-- WHAT THIS TASK INVOLVES --
Check every line below for the string "name", and copy the lines that contain it.

-- RECORDS FOR THIS TASK --
——————————

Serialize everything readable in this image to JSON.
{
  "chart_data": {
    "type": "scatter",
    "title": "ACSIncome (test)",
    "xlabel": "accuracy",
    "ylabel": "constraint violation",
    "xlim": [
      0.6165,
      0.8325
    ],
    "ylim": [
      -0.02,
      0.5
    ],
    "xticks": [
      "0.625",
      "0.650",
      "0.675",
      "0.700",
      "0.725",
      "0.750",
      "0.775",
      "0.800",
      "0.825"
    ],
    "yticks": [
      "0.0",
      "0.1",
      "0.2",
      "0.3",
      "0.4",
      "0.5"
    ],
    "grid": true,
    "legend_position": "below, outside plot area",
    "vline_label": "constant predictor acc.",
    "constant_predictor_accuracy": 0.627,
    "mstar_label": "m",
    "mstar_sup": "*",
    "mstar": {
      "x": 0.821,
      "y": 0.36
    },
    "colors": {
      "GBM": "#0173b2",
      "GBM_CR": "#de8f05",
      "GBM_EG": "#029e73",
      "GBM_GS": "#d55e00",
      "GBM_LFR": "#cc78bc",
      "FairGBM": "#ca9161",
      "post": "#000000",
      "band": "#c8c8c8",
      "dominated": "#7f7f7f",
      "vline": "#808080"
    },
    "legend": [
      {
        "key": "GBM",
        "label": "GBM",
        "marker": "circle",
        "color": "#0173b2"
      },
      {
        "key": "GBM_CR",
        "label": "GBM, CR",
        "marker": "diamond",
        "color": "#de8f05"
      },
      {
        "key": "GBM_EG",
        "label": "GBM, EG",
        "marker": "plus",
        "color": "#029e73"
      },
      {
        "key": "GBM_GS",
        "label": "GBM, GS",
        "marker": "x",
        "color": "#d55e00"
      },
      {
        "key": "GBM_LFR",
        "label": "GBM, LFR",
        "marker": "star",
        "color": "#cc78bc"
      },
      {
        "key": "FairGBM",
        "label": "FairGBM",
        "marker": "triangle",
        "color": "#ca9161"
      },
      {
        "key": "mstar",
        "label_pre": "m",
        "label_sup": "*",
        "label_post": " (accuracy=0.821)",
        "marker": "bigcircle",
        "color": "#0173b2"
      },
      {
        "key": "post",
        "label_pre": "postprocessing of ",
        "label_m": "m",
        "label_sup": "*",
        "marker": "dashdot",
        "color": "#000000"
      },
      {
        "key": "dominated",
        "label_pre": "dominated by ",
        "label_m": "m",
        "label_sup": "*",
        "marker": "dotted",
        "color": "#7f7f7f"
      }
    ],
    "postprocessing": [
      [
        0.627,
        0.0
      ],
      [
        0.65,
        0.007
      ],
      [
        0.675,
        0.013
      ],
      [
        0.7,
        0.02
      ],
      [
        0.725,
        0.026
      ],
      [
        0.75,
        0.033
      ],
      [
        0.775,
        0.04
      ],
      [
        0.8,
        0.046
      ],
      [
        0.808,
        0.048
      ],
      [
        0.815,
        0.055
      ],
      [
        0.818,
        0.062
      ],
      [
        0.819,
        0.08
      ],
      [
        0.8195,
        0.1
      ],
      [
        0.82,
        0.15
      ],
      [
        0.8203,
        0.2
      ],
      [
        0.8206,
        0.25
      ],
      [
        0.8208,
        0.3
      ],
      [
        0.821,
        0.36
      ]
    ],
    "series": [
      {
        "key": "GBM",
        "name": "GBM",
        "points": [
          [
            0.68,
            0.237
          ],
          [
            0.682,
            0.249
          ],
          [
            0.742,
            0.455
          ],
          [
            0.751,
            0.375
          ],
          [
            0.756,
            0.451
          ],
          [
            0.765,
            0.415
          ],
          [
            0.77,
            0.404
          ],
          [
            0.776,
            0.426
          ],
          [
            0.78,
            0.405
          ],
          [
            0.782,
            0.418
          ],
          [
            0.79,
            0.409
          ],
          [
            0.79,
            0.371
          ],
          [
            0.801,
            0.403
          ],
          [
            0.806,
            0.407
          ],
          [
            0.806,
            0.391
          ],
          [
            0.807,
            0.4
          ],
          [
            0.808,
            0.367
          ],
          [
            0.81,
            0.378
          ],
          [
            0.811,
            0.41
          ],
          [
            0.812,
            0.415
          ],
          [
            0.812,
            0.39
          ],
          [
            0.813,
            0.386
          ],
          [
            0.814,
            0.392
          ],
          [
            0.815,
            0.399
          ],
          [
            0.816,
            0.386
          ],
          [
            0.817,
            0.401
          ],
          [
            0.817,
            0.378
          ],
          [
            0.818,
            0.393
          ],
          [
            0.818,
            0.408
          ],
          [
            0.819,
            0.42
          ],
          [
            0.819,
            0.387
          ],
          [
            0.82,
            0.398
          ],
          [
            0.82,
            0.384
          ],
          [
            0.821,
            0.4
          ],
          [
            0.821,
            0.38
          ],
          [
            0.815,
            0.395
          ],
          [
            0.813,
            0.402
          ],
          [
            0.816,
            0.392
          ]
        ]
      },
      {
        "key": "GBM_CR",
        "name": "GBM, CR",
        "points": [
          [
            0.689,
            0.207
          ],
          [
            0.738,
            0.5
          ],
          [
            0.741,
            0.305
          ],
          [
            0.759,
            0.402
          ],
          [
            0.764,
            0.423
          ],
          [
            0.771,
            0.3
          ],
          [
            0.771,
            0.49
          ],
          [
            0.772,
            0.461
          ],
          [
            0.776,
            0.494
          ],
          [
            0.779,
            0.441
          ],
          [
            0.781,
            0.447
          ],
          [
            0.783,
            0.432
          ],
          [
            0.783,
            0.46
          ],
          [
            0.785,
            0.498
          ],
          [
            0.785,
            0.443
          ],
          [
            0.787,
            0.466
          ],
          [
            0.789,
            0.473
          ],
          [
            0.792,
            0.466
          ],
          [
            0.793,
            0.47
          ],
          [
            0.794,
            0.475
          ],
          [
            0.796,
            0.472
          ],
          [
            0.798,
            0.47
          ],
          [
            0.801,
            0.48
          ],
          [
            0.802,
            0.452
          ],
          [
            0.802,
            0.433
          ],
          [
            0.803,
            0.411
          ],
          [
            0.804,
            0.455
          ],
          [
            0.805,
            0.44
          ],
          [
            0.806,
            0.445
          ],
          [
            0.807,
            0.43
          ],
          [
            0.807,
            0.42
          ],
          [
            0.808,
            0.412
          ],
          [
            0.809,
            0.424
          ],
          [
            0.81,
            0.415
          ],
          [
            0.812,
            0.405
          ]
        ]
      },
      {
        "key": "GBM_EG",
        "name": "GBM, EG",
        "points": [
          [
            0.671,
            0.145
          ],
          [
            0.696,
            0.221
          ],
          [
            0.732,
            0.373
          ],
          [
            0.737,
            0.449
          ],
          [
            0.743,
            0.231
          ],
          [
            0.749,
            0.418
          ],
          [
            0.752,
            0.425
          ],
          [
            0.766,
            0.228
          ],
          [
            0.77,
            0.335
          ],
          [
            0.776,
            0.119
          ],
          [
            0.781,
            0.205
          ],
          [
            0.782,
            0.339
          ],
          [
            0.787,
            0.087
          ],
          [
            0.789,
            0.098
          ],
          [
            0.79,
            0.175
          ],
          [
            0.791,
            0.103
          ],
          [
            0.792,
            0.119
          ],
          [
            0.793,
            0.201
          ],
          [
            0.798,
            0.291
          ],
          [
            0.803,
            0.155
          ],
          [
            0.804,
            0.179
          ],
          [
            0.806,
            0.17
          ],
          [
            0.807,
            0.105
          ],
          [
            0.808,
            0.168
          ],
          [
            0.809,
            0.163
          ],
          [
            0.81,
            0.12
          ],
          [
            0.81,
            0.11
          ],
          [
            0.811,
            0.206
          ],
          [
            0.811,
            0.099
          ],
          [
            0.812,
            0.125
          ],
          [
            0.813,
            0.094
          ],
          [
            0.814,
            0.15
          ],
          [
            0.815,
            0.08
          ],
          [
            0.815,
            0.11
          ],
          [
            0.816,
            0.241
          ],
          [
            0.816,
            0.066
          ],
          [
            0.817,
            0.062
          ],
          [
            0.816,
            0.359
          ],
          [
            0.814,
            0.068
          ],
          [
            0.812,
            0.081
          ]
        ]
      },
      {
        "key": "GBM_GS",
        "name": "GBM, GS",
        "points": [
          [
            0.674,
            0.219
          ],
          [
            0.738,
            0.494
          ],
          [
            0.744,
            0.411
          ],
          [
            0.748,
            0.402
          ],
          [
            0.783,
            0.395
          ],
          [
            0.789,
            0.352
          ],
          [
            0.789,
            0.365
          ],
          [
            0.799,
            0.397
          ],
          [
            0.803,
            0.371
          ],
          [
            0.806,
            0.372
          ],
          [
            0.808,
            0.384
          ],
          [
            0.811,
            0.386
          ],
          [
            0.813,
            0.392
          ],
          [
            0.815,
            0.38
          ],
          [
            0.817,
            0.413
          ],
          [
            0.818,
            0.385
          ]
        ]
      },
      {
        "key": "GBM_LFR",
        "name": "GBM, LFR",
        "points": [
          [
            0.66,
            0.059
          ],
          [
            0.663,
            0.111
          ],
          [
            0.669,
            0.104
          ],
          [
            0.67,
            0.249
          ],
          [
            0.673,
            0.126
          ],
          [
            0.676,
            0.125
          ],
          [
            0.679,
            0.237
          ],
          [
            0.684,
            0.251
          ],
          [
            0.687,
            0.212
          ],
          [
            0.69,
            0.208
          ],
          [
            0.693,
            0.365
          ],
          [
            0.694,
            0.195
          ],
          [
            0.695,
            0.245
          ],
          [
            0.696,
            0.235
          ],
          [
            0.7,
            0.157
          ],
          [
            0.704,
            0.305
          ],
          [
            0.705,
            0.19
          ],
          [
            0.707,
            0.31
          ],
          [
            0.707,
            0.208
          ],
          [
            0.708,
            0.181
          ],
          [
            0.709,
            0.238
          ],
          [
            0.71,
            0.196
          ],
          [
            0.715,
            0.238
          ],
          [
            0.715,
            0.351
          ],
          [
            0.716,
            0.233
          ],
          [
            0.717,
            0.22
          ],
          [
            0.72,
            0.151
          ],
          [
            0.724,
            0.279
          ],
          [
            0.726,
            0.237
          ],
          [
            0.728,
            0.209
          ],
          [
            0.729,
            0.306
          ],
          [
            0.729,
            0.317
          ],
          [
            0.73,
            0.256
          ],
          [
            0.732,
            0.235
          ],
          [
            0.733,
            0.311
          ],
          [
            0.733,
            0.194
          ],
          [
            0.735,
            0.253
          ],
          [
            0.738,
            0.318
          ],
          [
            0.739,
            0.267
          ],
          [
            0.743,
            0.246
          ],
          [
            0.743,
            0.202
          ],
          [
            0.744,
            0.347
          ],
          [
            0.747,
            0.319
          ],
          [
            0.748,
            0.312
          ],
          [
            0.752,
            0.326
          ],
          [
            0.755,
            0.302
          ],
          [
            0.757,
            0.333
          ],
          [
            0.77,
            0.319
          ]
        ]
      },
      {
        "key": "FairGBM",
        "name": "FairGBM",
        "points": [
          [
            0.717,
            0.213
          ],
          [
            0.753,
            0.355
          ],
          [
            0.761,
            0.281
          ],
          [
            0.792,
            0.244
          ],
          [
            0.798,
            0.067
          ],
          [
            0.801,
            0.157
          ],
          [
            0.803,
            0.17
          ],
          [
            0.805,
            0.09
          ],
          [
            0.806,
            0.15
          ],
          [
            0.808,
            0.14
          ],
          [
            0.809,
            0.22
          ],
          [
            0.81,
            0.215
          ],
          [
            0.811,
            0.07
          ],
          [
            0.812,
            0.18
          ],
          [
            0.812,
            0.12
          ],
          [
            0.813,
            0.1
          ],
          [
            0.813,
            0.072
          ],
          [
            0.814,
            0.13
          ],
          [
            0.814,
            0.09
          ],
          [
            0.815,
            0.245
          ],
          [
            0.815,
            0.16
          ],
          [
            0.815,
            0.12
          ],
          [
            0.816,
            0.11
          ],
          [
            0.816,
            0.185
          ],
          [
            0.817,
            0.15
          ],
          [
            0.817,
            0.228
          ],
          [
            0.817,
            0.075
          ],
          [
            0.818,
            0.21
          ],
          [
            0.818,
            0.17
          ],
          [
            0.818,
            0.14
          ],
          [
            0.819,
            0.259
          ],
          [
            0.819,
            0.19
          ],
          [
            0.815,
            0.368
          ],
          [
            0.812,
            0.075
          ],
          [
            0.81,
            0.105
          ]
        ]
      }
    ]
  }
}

——————————

-- TASK RESPONSE --
        "name": "GBM",
        "name": "GBM, CR",
        "name": "GBM, EG",
        "name": "GBM, GS",
        "name": "GBM, LFR",
        "name": "FairGBM",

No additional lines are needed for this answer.